* Data extract

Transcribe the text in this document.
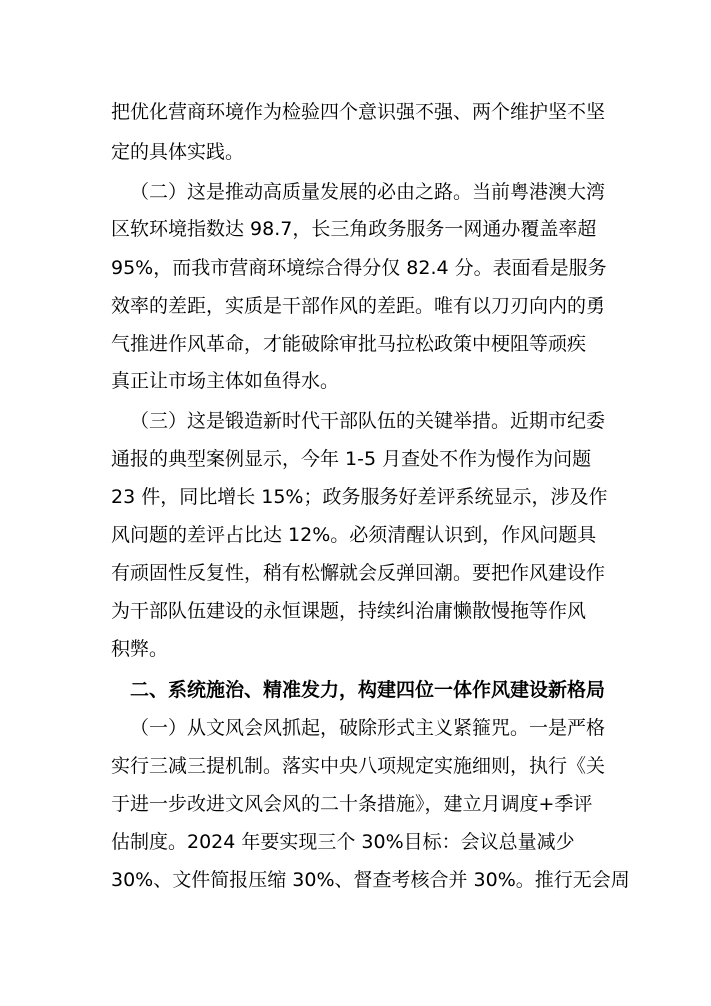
把优化营商环境作为检验四个意识强不强、两个维护坚不坚
定的具体实践。
（二）这是推动高质量发展的必由之路。当前粤港澳大湾
区软环境指数达 98.7，长三角政务服务一网通办覆盖率超
95%，而我市营商环境综合得分仅 82.4 分。表面看是服务
效率的差距，实质是干部作风的差距。唯有以刀刃向内的勇
气推进作风革命，才能破除审批马拉松政策中梗阻等顽疾
真正让市场主体如鱼得水。
（三）这是锻造新时代干部队伍的关键举措。近期市纪委
通报的典型案例显示，今年 1-5 月查处不作为慢作为问题
23 件，同比增长 15%；政务服务好差评系统显示，涉及作
风问题的差评占比达 12%。必须清醒认识到，作风问题具
有顽固性反复性，稍有松懈就会反弹回潮。要把作风建设作
为干部队伍建设的永恒课题，持续纠治庸懒散慢拖等作风
积弊。
二、系统施治、精准发力，构建四位一体作风建设新格局
（一）从文风会风抓起，破除形式主义紧箍咒。一是严格
实行三减三提机制。落实中央八项规定实施细则，执行《关
于进一步改进文风会风的二十条措施》，建立月调度+季评
估制度。2024 年要实现三个 30%目标：会议总量减少
30%、文件简报压缩 30%、督查考核合并 30%。推行无会周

* Exercise brief
Copy the data word for word. Pictures do not go in the copy.

* Solution below
Transcribe the text in this document.
把优化营商环境作为检验四个意识强不强、两个维护坚不坚
定的具体实践。
（二）这是推动高质量发展的必由之路。当前粤港澳大湾
区软环境指数达 98.7，长三角政务服务一网通办覆盖率超
95%，而我市营商环境综合得分仅 82.4 分。表面看是服务
效率的差距，实质是干部作风的差距。唯有以刀刃向内的勇
气推进作风革命，才能破除审批马拉松政策中梗阻等顽疾
真正让市场主体如鱼得水。
（三）这是锻造新时代干部队伍的关键举措。近期市纪委
通报的典型案例显示，今年 1-5 月查处不作为慢作为问题
23 件，同比增长 15%；政务服务好差评系统显示，涉及作
风问题的差评占比达 12%。必须清醒认识到，作风问题具
有顽固性反复性，稍有松懈就会反弹回潮。要把作风建设作
为干部队伍建设的永恒课题，持续纠治庸懒散慢拖等作风
积弊。
二、系统施治、精准发力，构建四位一体作风建设新格局
（一）从文风会风抓起，破除形式主义紧箍咒。一是严格
实行三减三提机制。落实中央八项规定实施细则，执行《关
于进一步改进文风会风的二十条措施》，建立月调度+季评
估制度。2024 年要实现三个 30%目标：会议总量减少
30%、文件简报压缩 30%、督查考核合并 30%。推行无会周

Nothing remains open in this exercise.